● **TASK TO COMPLETE**
Extract the records below word for word and ignore the images.
[Begin DATA ROWS]
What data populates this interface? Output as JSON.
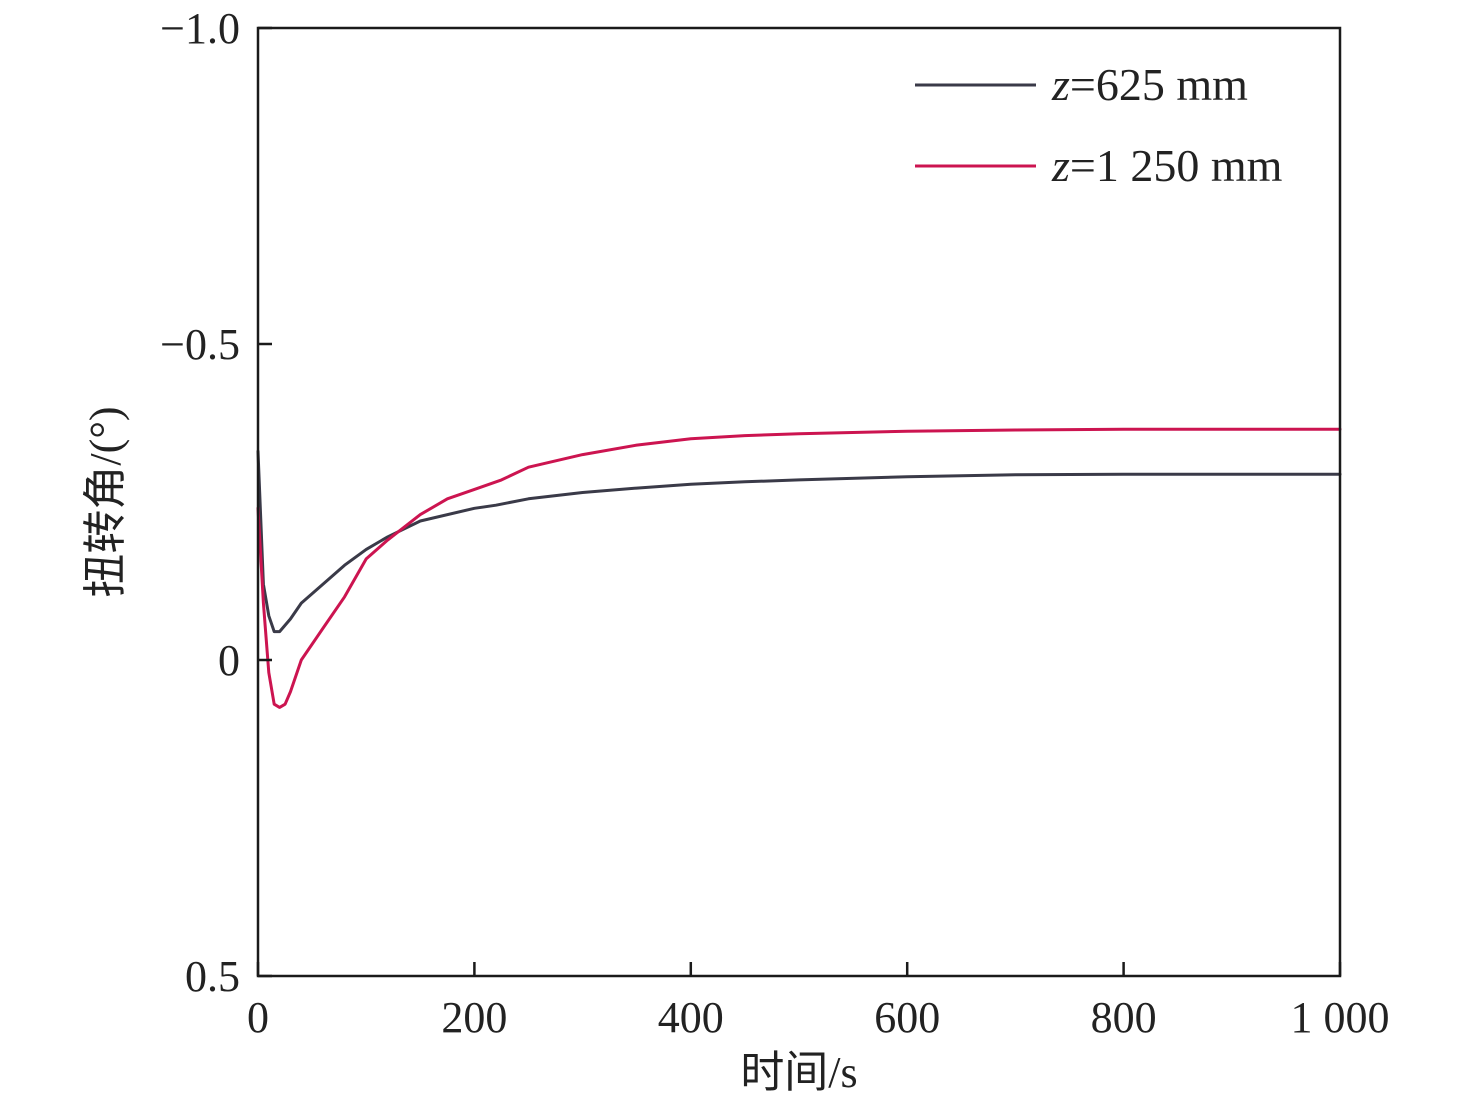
{
  "chart_data": {
    "type": "line",
    "xlabel": "时间/s",
    "ylabel": "扭转角/(°)",
    "xlim": [
      0,
      1000
    ],
    "ylim": [
      0.5,
      -1.0
    ],
    "y_inverted": true,
    "grid": false,
    "legend_position": "top-right",
    "x_ticks": [
      {
        "value": 0,
        "label": "0"
      },
      {
        "value": 200,
        "label": "200"
      },
      {
        "value": 400,
        "label": "400"
      },
      {
        "value": 600,
        "label": "600"
      },
      {
        "value": 800,
        "label": "800"
      },
      {
        "value": 1000,
        "label": "1 000"
      }
    ],
    "y_ticks": [
      {
        "value": -1.0,
        "label": "−1.0"
      },
      {
        "value": -0.5,
        "label": "−0.5"
      },
      {
        "value": 0,
        "label": "0"
      },
      {
        "value": 0.5,
        "label": "0.5"
      }
    ],
    "series": [
      {
        "name_italic": "z",
        "name_rest": "=625 mm",
        "color": "#3a3a48",
        "x": [
          0,
          5,
          10,
          15,
          20,
          30,
          40,
          60,
          80,
          100,
          120,
          150,
          200,
          220,
          250,
          300,
          350,
          400,
          450,
          500,
          600,
          700,
          800,
          900,
          1000
        ],
        "y": [
          -0.33,
          -0.12,
          -0.07,
          -0.045,
          -0.045,
          -0.065,
          -0.09,
          -0.12,
          -0.15,
          -0.175,
          -0.195,
          -0.22,
          -0.24,
          -0.245,
          -0.255,
          -0.265,
          -0.272,
          -0.278,
          -0.282,
          -0.285,
          -0.29,
          -0.293,
          -0.294,
          -0.294,
          -0.294
        ]
      },
      {
        "name_italic": "z",
        "name_rest": "=1 250 mm",
        "color": "#cc1450",
        "x": [
          0,
          5,
          10,
          15,
          20,
          25,
          30,
          40,
          60,
          80,
          100,
          120,
          150,
          175,
          200,
          225,
          250,
          300,
          350,
          400,
          450,
          500,
          600,
          700,
          800,
          900,
          1000
        ],
        "y": [
          -0.24,
          -0.09,
          0.02,
          0.07,
          0.075,
          0.07,
          0.05,
          0.0,
          -0.05,
          -0.1,
          -0.16,
          -0.19,
          -0.23,
          -0.255,
          -0.27,
          -0.285,
          -0.305,
          -0.325,
          -0.34,
          -0.35,
          -0.355,
          -0.358,
          -0.362,
          -0.364,
          -0.365,
          -0.365,
          -0.365
        ]
      }
    ]
  }
}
[End DATA ROWS]
● **ANSWER TO THIS EXERCISE**
What data populates this interface? Output as JSON.
{
  "chart_data": {
    "type": "line",
    "xlabel": "时间/s",
    "ylabel": "扭转角/(°)",
    "xlim": [
      0,
      1000
    ],
    "ylim": [
      0.5,
      -1.0
    ],
    "y_inverted": true,
    "grid": false,
    "legend_position": "top-right",
    "x_ticks": [
      {
        "value": 0,
        "label": "0"
      },
      {
        "value": 200,
        "label": "200"
      },
      {
        "value": 400,
        "label": "400"
      },
      {
        "value": 600,
        "label": "600"
      },
      {
        "value": 800,
        "label": "800"
      },
      {
        "value": 1000,
        "label": "1 000"
      }
    ],
    "y_ticks": [
      {
        "value": -1.0,
        "label": "−1.0"
      },
      {
        "value": -0.5,
        "label": "−0.5"
      },
      {
        "value": 0,
        "label": "0"
      },
      {
        "value": 0.5,
        "label": "0.5"
      }
    ],
    "series": [
      {
        "name_italic": "z",
        "name_rest": "=625 mm",
        "color": "#3a3a48",
        "x": [
          0,
          5,
          10,
          15,
          20,
          30,
          40,
          60,
          80,
          100,
          120,
          150,
          200,
          220,
          250,
          300,
          350,
          400,
          450,
          500,
          600,
          700,
          800,
          900,
          1000
        ],
        "y": [
          -0.33,
          -0.12,
          -0.07,
          -0.045,
          -0.045,
          -0.065,
          -0.09,
          -0.12,
          -0.15,
          -0.175,
          -0.195,
          -0.22,
          -0.24,
          -0.245,
          -0.255,
          -0.265,
          -0.272,
          -0.278,
          -0.282,
          -0.285,
          -0.29,
          -0.293,
          -0.294,
          -0.294,
          -0.294
        ]
      },
      {
        "name_italic": "z",
        "name_rest": "=1 250 mm",
        "color": "#cc1450",
        "x": [
          0,
          5,
          10,
          15,
          20,
          25,
          30,
          40,
          60,
          80,
          100,
          120,
          150,
          175,
          200,
          225,
          250,
          300,
          350,
          400,
          450,
          500,
          600,
          700,
          800,
          900,
          1000
        ],
        "y": [
          -0.24,
          -0.09,
          0.02,
          0.07,
          0.075,
          0.07,
          0.05,
          0.0,
          -0.05,
          -0.1,
          -0.16,
          -0.19,
          -0.23,
          -0.255,
          -0.27,
          -0.285,
          -0.305,
          -0.325,
          -0.34,
          -0.35,
          -0.355,
          -0.358,
          -0.362,
          -0.364,
          -0.365,
          -0.365,
          -0.365
        ]
      }
    ]
  }
}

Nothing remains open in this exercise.